Swap "xyxy" for "box" everywhere in the rows below, and leave the rest of the rows unchanged.
──────
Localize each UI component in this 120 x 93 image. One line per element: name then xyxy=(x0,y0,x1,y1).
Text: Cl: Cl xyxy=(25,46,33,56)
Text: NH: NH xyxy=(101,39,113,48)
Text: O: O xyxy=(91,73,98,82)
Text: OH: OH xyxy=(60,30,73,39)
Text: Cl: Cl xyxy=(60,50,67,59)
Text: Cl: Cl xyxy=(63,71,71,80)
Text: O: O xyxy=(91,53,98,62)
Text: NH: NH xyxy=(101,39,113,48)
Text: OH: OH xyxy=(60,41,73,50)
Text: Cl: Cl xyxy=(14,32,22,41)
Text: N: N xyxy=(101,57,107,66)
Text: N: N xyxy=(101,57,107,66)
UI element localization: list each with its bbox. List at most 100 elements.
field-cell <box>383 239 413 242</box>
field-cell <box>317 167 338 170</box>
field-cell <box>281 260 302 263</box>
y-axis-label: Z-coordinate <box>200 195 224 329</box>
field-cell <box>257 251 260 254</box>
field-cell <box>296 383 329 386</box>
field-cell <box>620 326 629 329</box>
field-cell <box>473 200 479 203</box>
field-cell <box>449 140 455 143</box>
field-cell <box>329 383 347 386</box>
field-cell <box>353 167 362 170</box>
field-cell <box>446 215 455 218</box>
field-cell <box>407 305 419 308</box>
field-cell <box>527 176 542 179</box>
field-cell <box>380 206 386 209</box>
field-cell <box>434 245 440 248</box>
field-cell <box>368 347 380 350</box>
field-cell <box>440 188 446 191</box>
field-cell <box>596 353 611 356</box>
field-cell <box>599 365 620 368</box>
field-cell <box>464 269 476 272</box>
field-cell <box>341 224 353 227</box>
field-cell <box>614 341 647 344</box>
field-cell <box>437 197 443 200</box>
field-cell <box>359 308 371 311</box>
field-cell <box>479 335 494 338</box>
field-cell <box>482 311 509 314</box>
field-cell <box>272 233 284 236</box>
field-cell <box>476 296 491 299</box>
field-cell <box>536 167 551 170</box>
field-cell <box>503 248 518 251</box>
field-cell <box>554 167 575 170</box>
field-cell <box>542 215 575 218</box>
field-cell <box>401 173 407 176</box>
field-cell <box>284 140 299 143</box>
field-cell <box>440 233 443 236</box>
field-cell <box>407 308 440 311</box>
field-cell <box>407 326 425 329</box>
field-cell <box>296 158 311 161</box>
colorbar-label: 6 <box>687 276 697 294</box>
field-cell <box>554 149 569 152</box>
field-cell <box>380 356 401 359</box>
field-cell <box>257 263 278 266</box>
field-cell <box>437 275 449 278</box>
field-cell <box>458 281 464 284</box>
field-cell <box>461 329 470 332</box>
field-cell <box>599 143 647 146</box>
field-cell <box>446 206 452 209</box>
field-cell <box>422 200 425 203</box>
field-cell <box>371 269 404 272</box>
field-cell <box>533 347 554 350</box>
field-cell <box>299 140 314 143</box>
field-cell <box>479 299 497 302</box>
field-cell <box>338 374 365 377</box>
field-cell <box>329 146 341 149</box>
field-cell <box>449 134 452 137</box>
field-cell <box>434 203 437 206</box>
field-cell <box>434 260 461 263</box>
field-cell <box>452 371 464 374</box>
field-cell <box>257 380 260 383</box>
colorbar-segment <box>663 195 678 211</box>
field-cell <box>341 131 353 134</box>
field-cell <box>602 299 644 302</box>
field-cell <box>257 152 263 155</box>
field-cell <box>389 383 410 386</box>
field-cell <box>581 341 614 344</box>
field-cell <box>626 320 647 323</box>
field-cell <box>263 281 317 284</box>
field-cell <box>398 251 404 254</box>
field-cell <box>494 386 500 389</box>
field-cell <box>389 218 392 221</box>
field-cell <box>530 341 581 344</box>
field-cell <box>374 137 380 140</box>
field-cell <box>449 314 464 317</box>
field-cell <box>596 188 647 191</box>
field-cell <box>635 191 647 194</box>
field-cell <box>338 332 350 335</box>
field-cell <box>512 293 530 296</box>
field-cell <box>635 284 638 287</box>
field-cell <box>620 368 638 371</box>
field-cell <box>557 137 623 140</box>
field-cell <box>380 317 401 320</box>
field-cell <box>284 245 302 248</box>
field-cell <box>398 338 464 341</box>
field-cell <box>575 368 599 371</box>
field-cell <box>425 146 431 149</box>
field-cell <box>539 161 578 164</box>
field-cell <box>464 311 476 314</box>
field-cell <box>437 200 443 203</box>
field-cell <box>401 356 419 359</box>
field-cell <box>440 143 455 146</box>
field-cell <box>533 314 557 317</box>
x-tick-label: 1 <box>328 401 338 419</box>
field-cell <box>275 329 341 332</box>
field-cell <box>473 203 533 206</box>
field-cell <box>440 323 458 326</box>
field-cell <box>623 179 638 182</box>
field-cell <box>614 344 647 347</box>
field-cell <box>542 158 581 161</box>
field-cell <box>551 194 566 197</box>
──────
ANSWER TO THIS EXERCISE:
Localize each UI component in this 120 x 93 image. One line per element: name then box=(x0,y0,x1,y1).
Text: Cl: Cl box=(25,46,33,56)
Text: NH: NH box=(101,39,113,48)
Text: O: O box=(91,73,98,82)
Text: OH: OH box=(60,30,73,39)
Text: Cl: Cl box=(60,50,67,59)
Text: Cl: Cl box=(63,71,71,80)
Text: O: O box=(91,53,98,62)
Text: NH: NH box=(101,39,113,48)
Text: OH: OH box=(60,41,73,50)
Text: Cl: Cl box=(14,32,22,41)
Text: N: N box=(101,57,107,66)
Text: N: N box=(101,57,107,66)
UI element localization: list each with its bbox. List at most 100 elements.
field-cell <box>383 239 413 242</box>
field-cell <box>317 167 338 170</box>
field-cell <box>281 260 302 263</box>
y-axis-label: Z-coordinate <box>200 195 224 329</box>
field-cell <box>257 251 260 254</box>
field-cell <box>296 383 329 386</box>
field-cell <box>620 326 629 329</box>
field-cell <box>473 200 479 203</box>
field-cell <box>449 140 455 143</box>
field-cell <box>329 383 347 386</box>
field-cell <box>353 167 362 170</box>
field-cell <box>446 215 455 218</box>
field-cell <box>407 305 419 308</box>
field-cell <box>527 176 542 179</box>
field-cell <box>380 206 386 209</box>
field-cell <box>434 245 440 248</box>
field-cell <box>368 347 380 350</box>
field-cell <box>440 188 446 191</box>
field-cell <box>596 353 611 356</box>
field-cell <box>599 365 620 368</box>
field-cell <box>464 269 476 272</box>
field-cell <box>341 224 353 227</box>
field-cell <box>614 341 647 344</box>
field-cell <box>437 197 443 200</box>
field-cell <box>359 308 371 311</box>
field-cell <box>479 335 494 338</box>
field-cell <box>482 311 509 314</box>
field-cell <box>272 233 284 236</box>
field-cell <box>476 296 491 299</box>
field-cell <box>536 167 551 170</box>
field-cell <box>503 248 518 251</box>
field-cell <box>554 167 575 170</box>
field-cell <box>542 215 575 218</box>
field-cell <box>401 173 407 176</box>
field-cell <box>284 140 299 143</box>
field-cell <box>440 233 443 236</box>
field-cell <box>407 308 440 311</box>
field-cell <box>407 326 425 329</box>
field-cell <box>296 158 311 161</box>
colorbar-label: 6 <box>687 276 697 294</box>
field-cell <box>554 149 569 152</box>
field-cell <box>380 356 401 359</box>
field-cell <box>257 263 278 266</box>
field-cell <box>437 275 449 278</box>
field-cell <box>458 281 464 284</box>
field-cell <box>461 329 470 332</box>
field-cell <box>599 143 647 146</box>
field-cell <box>446 206 452 209</box>
field-cell <box>422 200 425 203</box>
field-cell <box>371 269 404 272</box>
field-cell <box>533 347 554 350</box>
field-cell <box>299 140 314 143</box>
field-cell <box>479 299 497 302</box>
field-cell <box>338 374 365 377</box>
field-cell <box>329 146 341 149</box>
field-cell <box>449 134 452 137</box>
field-cell <box>434 203 437 206</box>
field-cell <box>434 260 461 263</box>
field-cell <box>452 371 464 374</box>
field-cell <box>257 380 260 383</box>
colorbar-segment <box>663 195 678 211</box>
field-cell <box>341 131 353 134</box>
field-cell <box>602 299 644 302</box>
field-cell <box>257 152 263 155</box>
field-cell <box>389 383 410 386</box>
field-cell <box>581 341 614 344</box>
field-cell <box>626 320 647 323</box>
field-cell <box>263 281 317 284</box>
field-cell <box>398 251 404 254</box>
field-cell <box>494 386 500 389</box>
field-cell <box>389 218 392 221</box>
field-cell <box>530 341 581 344</box>
field-cell <box>374 137 380 140</box>
field-cell <box>449 314 464 317</box>
field-cell <box>596 188 647 191</box>
field-cell <box>635 191 647 194</box>
field-cell <box>338 332 350 335</box>
field-cell <box>512 293 530 296</box>
field-cell <box>635 284 638 287</box>
field-cell <box>620 368 638 371</box>
field-cell <box>557 137 623 140</box>
field-cell <box>380 317 401 320</box>
field-cell <box>284 245 302 248</box>
field-cell <box>398 338 464 341</box>
field-cell <box>575 368 599 371</box>
field-cell <box>425 146 431 149</box>
field-cell <box>539 161 578 164</box>
field-cell <box>464 311 476 314</box>
field-cell <box>437 200 443 203</box>
field-cell <box>401 356 419 359</box>
field-cell <box>440 143 455 146</box>
field-cell <box>533 314 557 317</box>
x-tick-label: 1 <box>328 401 338 419</box>
field-cell <box>275 329 341 332</box>
field-cell <box>473 203 533 206</box>
field-cell <box>440 323 458 326</box>
field-cell <box>623 179 638 182</box>
field-cell <box>614 344 647 347</box>
field-cell <box>542 158 581 161</box>
field-cell <box>551 194 566 197</box>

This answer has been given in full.